Data provided:
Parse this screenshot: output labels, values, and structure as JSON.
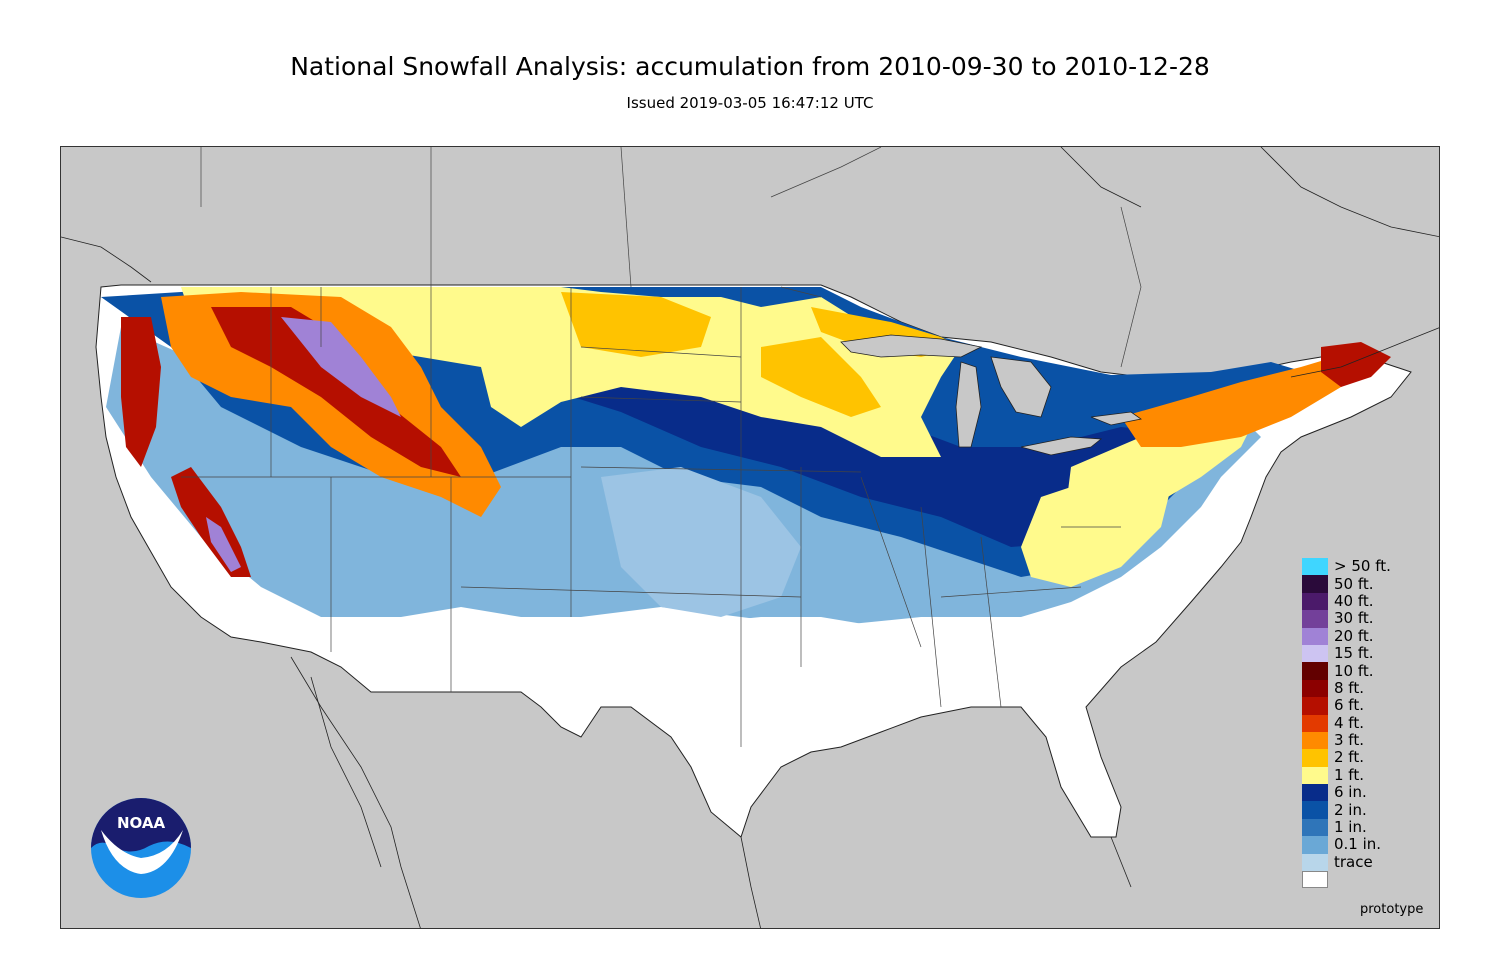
{
  "header": {
    "title": "National Snowfall Analysis: accumulation from 2010-09-30 to 2010-12-28",
    "subtitle": "Issued 2019-03-05 16:47:12 UTC"
  },
  "logo": {
    "text": "NOAA",
    "icon": "noaa-logo-icon"
  },
  "legend": [
    {
      "label": "> 50 ft.",
      "color": "#3fd6ff"
    },
    {
      "label": "50 ft.",
      "color": "#2a0a3a"
    },
    {
      "label": "40 ft.",
      "color": "#4b1a6a"
    },
    {
      "label": "30 ft.",
      "color": "#73409a"
    },
    {
      "label": "20 ft.",
      "color": "#a082d6"
    },
    {
      "label": "15 ft.",
      "color": "#cdc4f2"
    },
    {
      "label": "10 ft.",
      "color": "#620000"
    },
    {
      "label": "8 ft.",
      "color": "#8c0000"
    },
    {
      "label": "6 ft.",
      "color": "#b50f00"
    },
    {
      "label": "4 ft.",
      "color": "#e33a00"
    },
    {
      "label": "3 ft.",
      "color": "#ff8a00"
    },
    {
      "label": "2 ft.",
      "color": "#ffc300"
    },
    {
      "label": "1 ft.",
      "color": "#fffa8c"
    },
    {
      "label": "6 in.",
      "color": "#082c8a"
    },
    {
      "label": "2 in.",
      "color": "#0a52a6"
    },
    {
      "label": "1 in.",
      "color": "#2f75b9"
    },
    {
      "label": "0.1 in.",
      "color": "#6aa8d6"
    },
    {
      "label": "trace",
      "color": "#b8d6ea"
    },
    {
      "label": "",
      "color": "#ffffff"
    }
  ],
  "credit": "prototype"
}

Task:
Copy each line above precisely, dropping the pictures.

Right answer:
Parse this screenshot: output labels, values, and structure as JSON.
{
  "header": {
    "title": "National Snowfall Analysis: accumulation from 2010-09-30 to 2010-12-28",
    "subtitle": "Issued 2019-03-05 16:47:12 UTC"
  },
  "logo": {
    "text": "NOAA",
    "icon": "noaa-logo-icon"
  },
  "legend": [
    {
      "label": "> 50 ft.",
      "color": "#3fd6ff"
    },
    {
      "label": "50 ft.",
      "color": "#2a0a3a"
    },
    {
      "label": "40 ft.",
      "color": "#4b1a6a"
    },
    {
      "label": "30 ft.",
      "color": "#73409a"
    },
    {
      "label": "20 ft.",
      "color": "#a082d6"
    },
    {
      "label": "15 ft.",
      "color": "#cdc4f2"
    },
    {
      "label": "10 ft.",
      "color": "#620000"
    },
    {
      "label": "8 ft.",
      "color": "#8c0000"
    },
    {
      "label": "6 ft.",
      "color": "#b50f00"
    },
    {
      "label": "4 ft.",
      "color": "#e33a00"
    },
    {
      "label": "3 ft.",
      "color": "#ff8a00"
    },
    {
      "label": "2 ft.",
      "color": "#ffc300"
    },
    {
      "label": "1 ft.",
      "color": "#fffa8c"
    },
    {
      "label": "6 in.",
      "color": "#082c8a"
    },
    {
      "label": "2 in.",
      "color": "#0a52a6"
    },
    {
      "label": "1 in.",
      "color": "#2f75b9"
    },
    {
      "label": "0.1 in.",
      "color": "#6aa8d6"
    },
    {
      "label": "trace",
      "color": "#b8d6ea"
    },
    {
      "label": "",
      "color": "#ffffff"
    }
  ],
  "credit": "prototype"
}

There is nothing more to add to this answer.